TASK DESCRIPTION:
Scan the entries below and count the lines holding the string "Пользователь". Supply only the number.

DATA EXCERPTS:
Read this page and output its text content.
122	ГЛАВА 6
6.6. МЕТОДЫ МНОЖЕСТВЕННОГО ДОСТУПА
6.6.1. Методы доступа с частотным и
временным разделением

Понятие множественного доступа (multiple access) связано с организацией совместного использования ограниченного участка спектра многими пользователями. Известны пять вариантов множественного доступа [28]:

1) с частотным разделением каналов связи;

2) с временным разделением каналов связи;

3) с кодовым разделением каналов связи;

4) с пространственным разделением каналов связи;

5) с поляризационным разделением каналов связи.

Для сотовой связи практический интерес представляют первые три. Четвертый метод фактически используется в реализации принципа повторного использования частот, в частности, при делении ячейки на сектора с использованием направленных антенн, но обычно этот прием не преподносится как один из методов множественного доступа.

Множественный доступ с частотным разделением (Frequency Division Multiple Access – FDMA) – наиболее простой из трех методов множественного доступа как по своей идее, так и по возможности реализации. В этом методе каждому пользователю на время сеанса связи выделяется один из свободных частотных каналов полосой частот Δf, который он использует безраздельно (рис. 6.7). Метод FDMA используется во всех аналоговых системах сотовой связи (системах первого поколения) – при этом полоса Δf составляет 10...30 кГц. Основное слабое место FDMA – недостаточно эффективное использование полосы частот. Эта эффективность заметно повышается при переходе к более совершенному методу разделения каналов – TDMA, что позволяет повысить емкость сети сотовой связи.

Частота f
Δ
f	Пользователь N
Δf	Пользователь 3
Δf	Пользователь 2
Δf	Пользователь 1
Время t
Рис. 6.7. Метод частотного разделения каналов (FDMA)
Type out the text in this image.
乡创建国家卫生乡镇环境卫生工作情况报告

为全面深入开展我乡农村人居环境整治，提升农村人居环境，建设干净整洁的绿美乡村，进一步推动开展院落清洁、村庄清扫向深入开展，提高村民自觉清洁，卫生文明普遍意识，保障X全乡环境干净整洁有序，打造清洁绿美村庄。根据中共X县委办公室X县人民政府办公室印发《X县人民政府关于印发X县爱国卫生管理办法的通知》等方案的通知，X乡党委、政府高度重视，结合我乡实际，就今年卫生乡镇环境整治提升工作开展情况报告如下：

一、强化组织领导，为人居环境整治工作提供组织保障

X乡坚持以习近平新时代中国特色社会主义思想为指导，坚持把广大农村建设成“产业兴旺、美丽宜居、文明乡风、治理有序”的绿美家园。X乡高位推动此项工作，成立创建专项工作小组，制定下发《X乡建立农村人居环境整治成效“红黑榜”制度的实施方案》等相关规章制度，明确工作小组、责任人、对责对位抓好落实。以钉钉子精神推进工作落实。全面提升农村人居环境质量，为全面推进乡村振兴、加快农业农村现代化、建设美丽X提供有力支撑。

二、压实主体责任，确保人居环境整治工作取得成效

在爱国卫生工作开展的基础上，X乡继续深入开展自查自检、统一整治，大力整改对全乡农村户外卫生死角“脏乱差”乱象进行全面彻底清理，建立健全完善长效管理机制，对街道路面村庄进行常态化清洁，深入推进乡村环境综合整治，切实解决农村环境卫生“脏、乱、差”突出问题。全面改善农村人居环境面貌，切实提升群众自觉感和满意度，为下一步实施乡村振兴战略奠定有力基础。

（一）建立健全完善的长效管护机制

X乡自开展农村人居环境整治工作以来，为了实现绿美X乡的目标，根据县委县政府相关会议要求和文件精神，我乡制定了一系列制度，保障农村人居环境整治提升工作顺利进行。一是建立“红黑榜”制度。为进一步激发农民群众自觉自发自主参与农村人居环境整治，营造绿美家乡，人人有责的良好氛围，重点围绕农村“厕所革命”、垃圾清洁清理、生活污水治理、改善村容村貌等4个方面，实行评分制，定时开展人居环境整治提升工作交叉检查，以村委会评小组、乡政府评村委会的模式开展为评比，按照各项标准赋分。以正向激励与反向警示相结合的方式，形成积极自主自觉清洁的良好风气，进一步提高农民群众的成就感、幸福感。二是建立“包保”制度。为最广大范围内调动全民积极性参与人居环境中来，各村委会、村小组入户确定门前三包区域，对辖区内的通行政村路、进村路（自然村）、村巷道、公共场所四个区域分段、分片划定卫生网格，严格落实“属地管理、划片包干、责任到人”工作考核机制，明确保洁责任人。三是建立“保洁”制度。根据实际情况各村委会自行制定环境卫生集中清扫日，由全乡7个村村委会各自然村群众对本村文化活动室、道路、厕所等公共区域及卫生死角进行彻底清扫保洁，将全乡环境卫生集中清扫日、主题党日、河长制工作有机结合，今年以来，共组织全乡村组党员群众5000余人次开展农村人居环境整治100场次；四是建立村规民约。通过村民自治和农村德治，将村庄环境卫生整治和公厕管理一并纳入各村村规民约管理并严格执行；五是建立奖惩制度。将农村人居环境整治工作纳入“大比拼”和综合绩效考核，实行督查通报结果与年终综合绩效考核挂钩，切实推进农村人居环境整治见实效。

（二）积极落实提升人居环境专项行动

RESPONSE TO THE TASK:
4